▶ _What you have to do_:
Copy the lines holding the word "colour", all of them.

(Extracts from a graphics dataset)
###
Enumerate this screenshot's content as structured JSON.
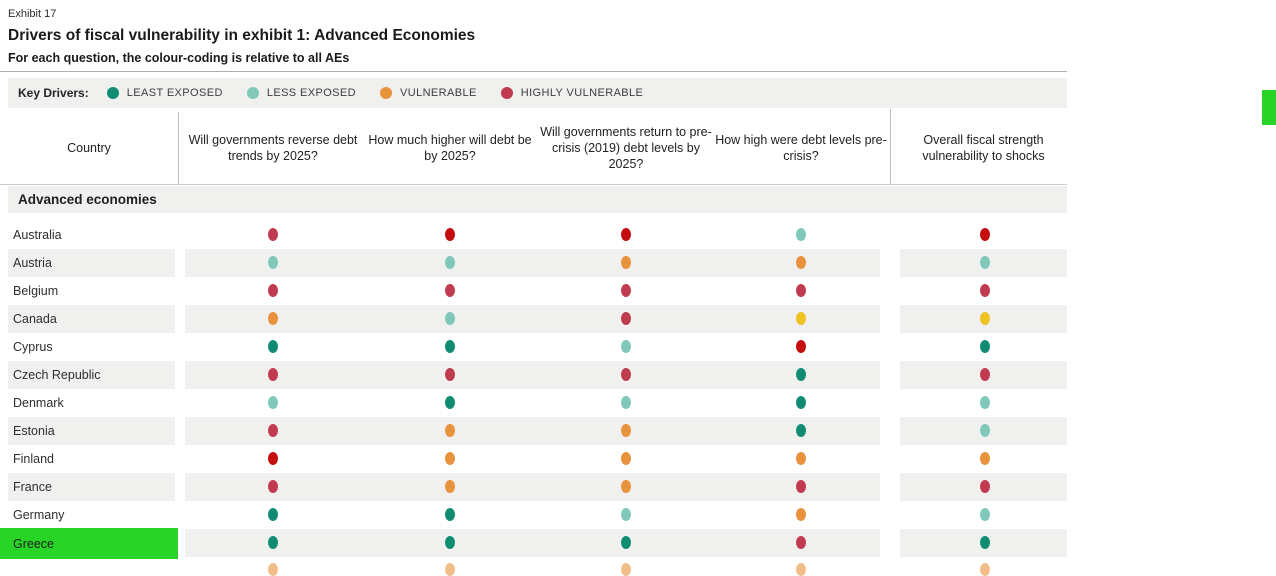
{
  "exhibit_label": "Exhibit 17",
  "title": "Drivers of fiscal vulnerability in exhibit 1: Advanced Economies",
  "subtitle": "For each question, the colour-coding is relative to all AEs",
  "legend": {
    "label": "Key Drivers:",
    "items": [
      {
        "label": "LEAST EXPOSED",
        "rating": "least-exposed"
      },
      {
        "label": "LESS EXPOSED",
        "rating": "less-exposed"
      },
      {
        "label": "VULNERABLE",
        "rating": "vulnerable"
      },
      {
        "label": "HIGHLY VULNERABLE",
        "rating": "highly-vulnerable"
      }
    ]
  },
  "colors": {
    "least-exposed": "#108c73",
    "less-exposed": "#7fc8ba",
    "moderate": "#f0c420",
    "vulnerable": "#e8923c",
    "highly-vulnerable": "#c03a50",
    "extreme": "#c40e0e",
    "row_stripe": "#f0f0ef",
    "highlight_green": "#28d425"
  },
  "section_header": "Advanced economies",
  "chart_data": {
    "type": "table",
    "title": "Drivers of fiscal vulnerability in exhibit 1: Advanced Economies",
    "subtitle": "For each question, the colour-coding is relative to all AEs",
    "legend_entries": [
      "LEAST EXPOSED",
      "LESS EXPOSED",
      "VULNERABLE",
      "HIGHLY VULNERABLE"
    ],
    "country_column_header": "Country",
    "question_columns": [
      "Will governments reverse debt trends by 2025?",
      "How much higher will debt be by 2025?",
      "Will governments return to pre-crisis (2019) debt levels by 2025?",
      "How high were debt levels pre-crisis?"
    ],
    "overall_column": "Overall fiscal strength vulnerability to shocks",
    "rows": [
      {
        "country": "Australia",
        "highlighted": false,
        "ratings": [
          "highly-vulnerable",
          "extreme",
          "extreme",
          "less-exposed",
          "extreme"
        ]
      },
      {
        "country": "Austria",
        "highlighted": false,
        "ratings": [
          "less-exposed",
          "less-exposed",
          "vulnerable",
          "vulnerable",
          "less-exposed"
        ]
      },
      {
        "country": "Belgium",
        "highlighted": false,
        "ratings": [
          "highly-vulnerable",
          "highly-vulnerable",
          "highly-vulnerable",
          "highly-vulnerable",
          "highly-vulnerable"
        ]
      },
      {
        "country": "Canada",
        "highlighted": false,
        "ratings": [
          "vulnerable",
          "less-exposed",
          "highly-vulnerable",
          "moderate",
          "moderate"
        ]
      },
      {
        "country": "Cyprus",
        "highlighted": false,
        "ratings": [
          "least-exposed",
          "least-exposed",
          "less-exposed",
          "extreme",
          "least-exposed"
        ]
      },
      {
        "country": "Czech Republic",
        "highlighted": false,
        "ratings": [
          "highly-vulnerable",
          "highly-vulnerable",
          "highly-vulnerable",
          "least-exposed",
          "highly-vulnerable"
        ]
      },
      {
        "country": "Denmark",
        "highlighted": false,
        "ratings": [
          "less-exposed",
          "least-exposed",
          "less-exposed",
          "least-exposed",
          "less-exposed"
        ]
      },
      {
        "country": "Estonia",
        "highlighted": false,
        "ratings": [
          "highly-vulnerable",
          "vulnerable",
          "vulnerable",
          "least-exposed",
          "less-exposed"
        ]
      },
      {
        "country": "Finland",
        "highlighted": false,
        "ratings": [
          "extreme",
          "vulnerable",
          "vulnerable",
          "vulnerable",
          "vulnerable"
        ]
      },
      {
        "country": "France",
        "highlighted": false,
        "ratings": [
          "highly-vulnerable",
          "vulnerable",
          "vulnerable",
          "highly-vulnerable",
          "highly-vulnerable"
        ]
      },
      {
        "country": "Germany",
        "highlighted": false,
        "ratings": [
          "least-exposed",
          "least-exposed",
          "less-exposed",
          "vulnerable",
          "less-exposed"
        ]
      },
      {
        "country": "Greece",
        "highlighted": true,
        "ratings": [
          "least-exposed",
          "least-exposed",
          "least-exposed",
          "highly-vulnerable",
          "least-exposed"
        ]
      }
    ],
    "partial_next_row_ratings": [
      "vulnerable",
      "vulnerable",
      "vulnerable",
      "vulnerable",
      "vulnerable"
    ]
  }
}
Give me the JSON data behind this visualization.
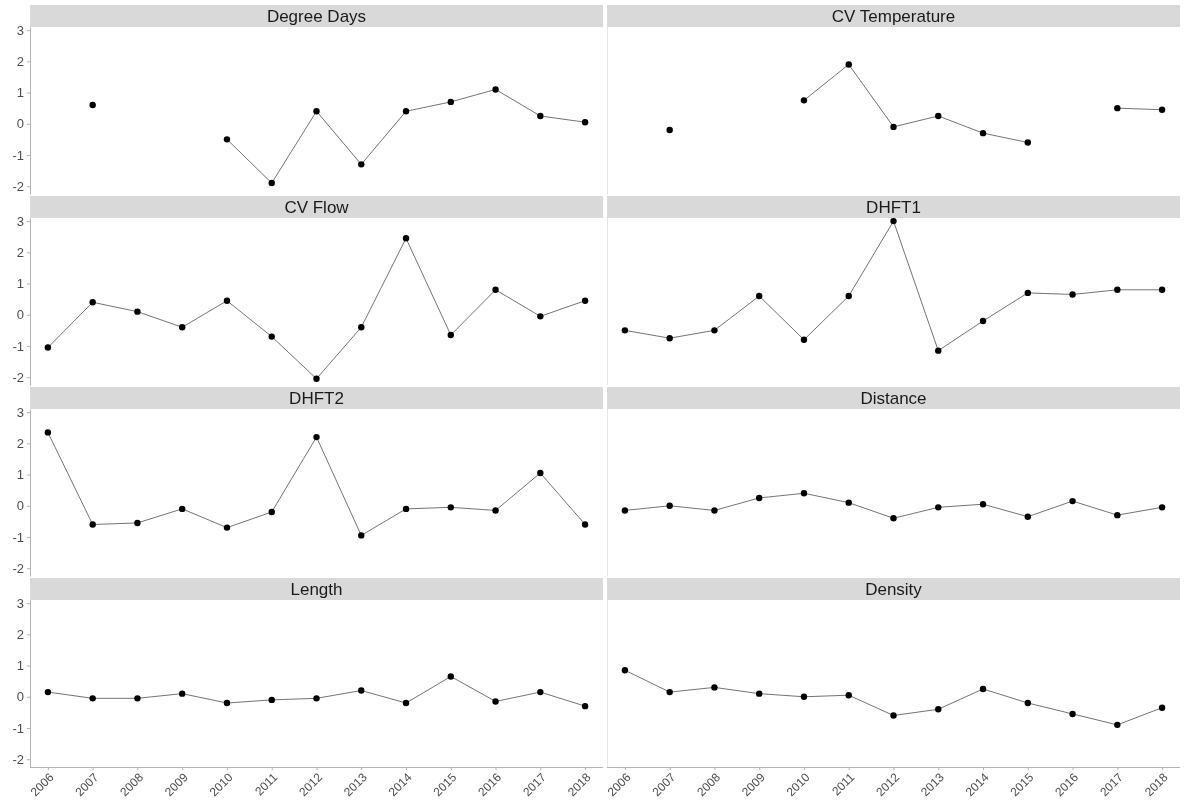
{
  "chart_data": [
    {
      "type": "line",
      "title": "Degree Days",
      "categories": [
        "2006",
        "2007",
        "2008",
        "2009",
        "2010",
        "2011",
        "2012",
        "2013",
        "2014",
        "2015",
        "2016",
        "2017",
        "2018"
      ],
      "series": [
        {
          "color": "#000000",
          "values": [
            null,
            0.6,
            null,
            null,
            -0.5,
            -1.9,
            0.4,
            -1.3,
            0.4,
            0.7,
            1.1,
            0.25,
            0.05
          ]
        }
      ],
      "ylim": [
        -2.25,
        3.1
      ],
      "yticks": [
        -2,
        -1,
        0,
        1,
        2,
        3
      ],
      "tick_labels": "y",
      "marker": "circle",
      "grid": false
    },
    {
      "type": "line",
      "title": "CV Temperature",
      "categories": [
        "2006",
        "2007",
        "2008",
        "2009",
        "2010",
        "2011",
        "2012",
        "2013",
        "2014",
        "2015",
        "2016",
        "2017",
        "2018"
      ],
      "series": [
        {
          "color": "#000000",
          "values": [
            null,
            -0.2,
            null,
            null,
            0.75,
            1.9,
            -0.1,
            0.25,
            -0.3,
            -0.6,
            null,
            0.5,
            0.45
          ]
        }
      ],
      "ylim": [
        -2.25,
        3.1
      ],
      "tick_labels": false,
      "marker": "circle",
      "grid": false
    },
    {
      "type": "line",
      "title": "CV Flow",
      "categories": [
        "2006",
        "2007",
        "2008",
        "2009",
        "2010",
        "2011",
        "2012",
        "2013",
        "2014",
        "2015",
        "2016",
        "2017",
        "2018"
      ],
      "series": [
        {
          "color": "#000000",
          "values": [
            -1.05,
            0.4,
            0.1,
            -0.4,
            0.45,
            -0.7,
            -2.05,
            -0.4,
            2.45,
            -0.65,
            0.8,
            -0.05,
            0.45
          ]
        }
      ],
      "ylim": [
        -2.25,
        3.1
      ],
      "yticks": [
        -2,
        -1,
        0,
        1,
        2,
        3
      ],
      "tick_labels": "y",
      "marker": "circle",
      "grid": false
    },
    {
      "type": "line",
      "title": "DHFT1",
      "categories": [
        "2006",
        "2007",
        "2008",
        "2009",
        "2010",
        "2011",
        "2012",
        "2013",
        "2014",
        "2015",
        "2016",
        "2017",
        "2018"
      ],
      "series": [
        {
          "color": "#000000",
          "values": [
            -0.5,
            -0.75,
            -0.5,
            0.6,
            -0.8,
            0.6,
            3.0,
            -1.15,
            -0.2,
            0.7,
            0.65,
            0.8,
            0.8
          ]
        }
      ],
      "ylim": [
        -2.25,
        3.1
      ],
      "tick_labels": false,
      "marker": "circle",
      "grid": false
    },
    {
      "type": "line",
      "title": "DHFT2",
      "categories": [
        "2006",
        "2007",
        "2008",
        "2009",
        "2010",
        "2011",
        "2012",
        "2013",
        "2014",
        "2015",
        "2016",
        "2017",
        "2018"
      ],
      "series": [
        {
          "color": "#000000",
          "values": [
            2.35,
            -0.6,
            -0.55,
            -0.1,
            -0.7,
            -0.2,
            2.2,
            -0.95,
            -0.1,
            -0.05,
            -0.15,
            1.05,
            -0.6
          ]
        }
      ],
      "ylim": [
        -2.25,
        3.1
      ],
      "yticks": [
        -2,
        -1,
        0,
        1,
        2,
        3
      ],
      "tick_labels": "y",
      "marker": "circle",
      "grid": false
    },
    {
      "type": "line",
      "title": "Distance",
      "categories": [
        "2006",
        "2007",
        "2008",
        "2009",
        "2010",
        "2011",
        "2012",
        "2013",
        "2014",
        "2015",
        "2016",
        "2017",
        "2018"
      ],
      "series": [
        {
          "color": "#000000",
          "values": [
            -0.15,
            0,
            -0.15,
            0.25,
            0.4,
            0.1,
            -0.4,
            -0.05,
            0.05,
            -0.35,
            0.15,
            -0.3,
            -0.05
          ]
        }
      ],
      "ylim": [
        -2.25,
        3.1
      ],
      "tick_labels": false,
      "marker": "circle",
      "grid": false
    },
    {
      "type": "line",
      "title": "Length",
      "categories": [
        "2006",
        "2007",
        "2008",
        "2009",
        "2010",
        "2011",
        "2012",
        "2013",
        "2014",
        "2015",
        "2016",
        "2017",
        "2018"
      ],
      "series": [
        {
          "color": "#000000",
          "values": [
            0.15,
            -0.05,
            -0.05,
            0.1,
            -0.2,
            -0.1,
            -0.05,
            0.2,
            -0.2,
            0.65,
            -0.15,
            0.15,
            -0.3
          ]
        }
      ],
      "ylim": [
        -2.25,
        3.1
      ],
      "yticks": [
        -2,
        -1,
        0,
        1,
        2,
        3
      ],
      "marker": "circle",
      "grid": false
    },
    {
      "type": "line",
      "title": "Density",
      "categories": [
        "2006",
        "2007",
        "2008",
        "2009",
        "2010",
        "2011",
        "2012",
        "2013",
        "2014",
        "2015",
        "2016",
        "2017",
        "2018"
      ],
      "series": [
        {
          "color": "#000000",
          "values": [
            0.85,
            0.15,
            0.3,
            0.1,
            0,
            0.05,
            -0.6,
            -0.4,
            0.25,
            -0.2,
            -0.55,
            -0.9,
            -0.35
          ]
        }
      ],
      "ylim": [
        -2.25,
        3.1
      ],
      "tick_labels": "x",
      "marker": "circle",
      "grid": false
    }
  ]
}
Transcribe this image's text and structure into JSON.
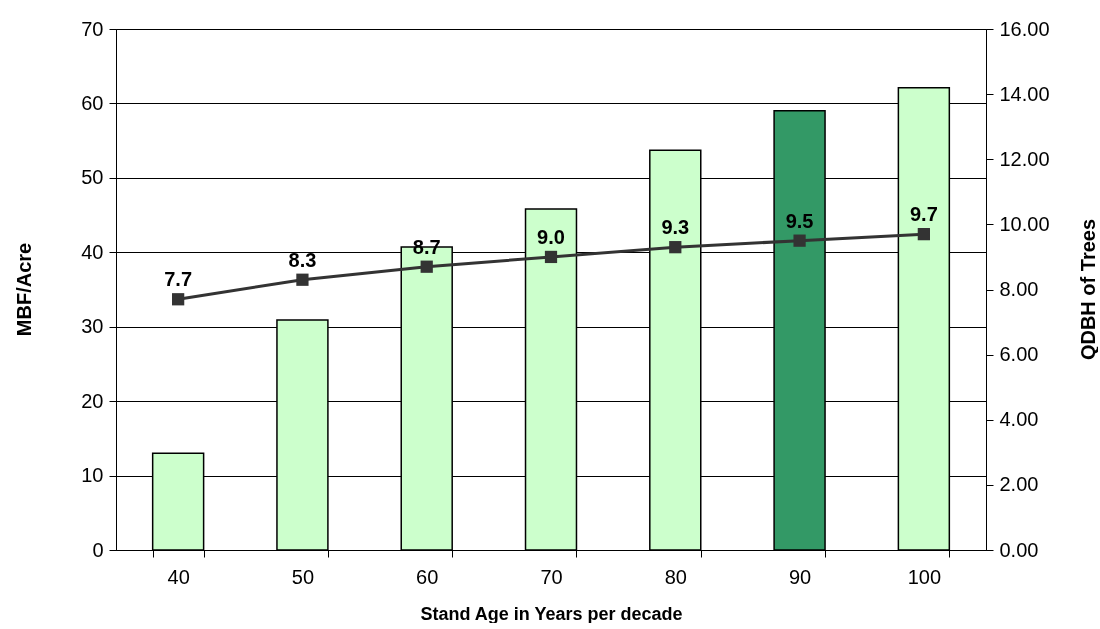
{
  "chart_data": {
    "type": "bar",
    "xlabel": "Stand Age in Years per decade",
    "ylabel": "MBF/Acre",
    "y2label": "QDBH of Trees",
    "categories": [
      "40",
      "50",
      "60",
      "70",
      "80",
      "90",
      "100"
    ],
    "series": [
      {
        "type": "bar",
        "colors": [
          "#ccffcc",
          "#ccffcc",
          "#ccffcc",
          "#ccffcc",
          "#ccffcc",
          "#339966",
          "#ccffcc"
        ],
        "values": [
          13,
          30.9,
          40.7,
          45.8,
          53.7,
          59.0,
          62.1
        ]
      },
      {
        "type": "line",
        "axis": "y2",
        "color": "#333333",
        "marker": "square",
        "values": [
          7.7,
          8.3,
          8.7,
          9.0,
          9.3,
          9.5,
          9.7
        ],
        "value_labels": [
          "7.7",
          "8.3",
          "8.7",
          "9.0",
          "9.3",
          "9.5",
          "9.7"
        ]
      }
    ],
    "ylim": [
      0,
      70
    ],
    "yticks": [
      0,
      10,
      20,
      30,
      40,
      50,
      60,
      70
    ],
    "y2lim": [
      0,
      16
    ],
    "y2ticks": [
      {
        "value": 0,
        "label": "0.00"
      },
      {
        "value": 2,
        "label": "2.00"
      },
      {
        "value": 4,
        "label": "4.00"
      },
      {
        "value": 6,
        "label": "6.00"
      },
      {
        "value": 8,
        "label": "8.00"
      },
      {
        "value": 10,
        "label": "10.00"
      },
      {
        "value": 12,
        "label": "12.00"
      },
      {
        "value": 14,
        "label": "14.00"
      },
      {
        "value": 16,
        "label": "16.00"
      }
    ],
    "grid": "y",
    "legend": false
  }
}
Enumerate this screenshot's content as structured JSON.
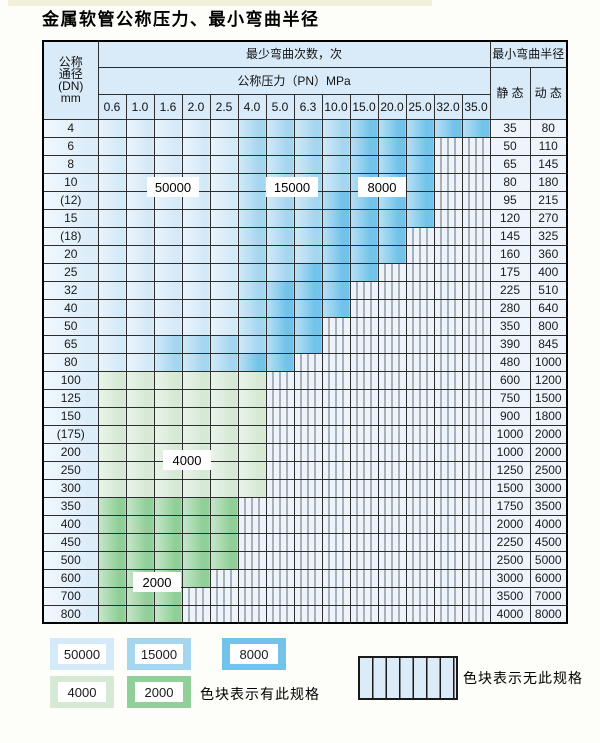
###
▶ _Result for this exercise_:
  "subtitle": "For each question, the colour-coding is relative to all AEs",
    "subtitle": "For each question, the colour-coding is relative to all AEs",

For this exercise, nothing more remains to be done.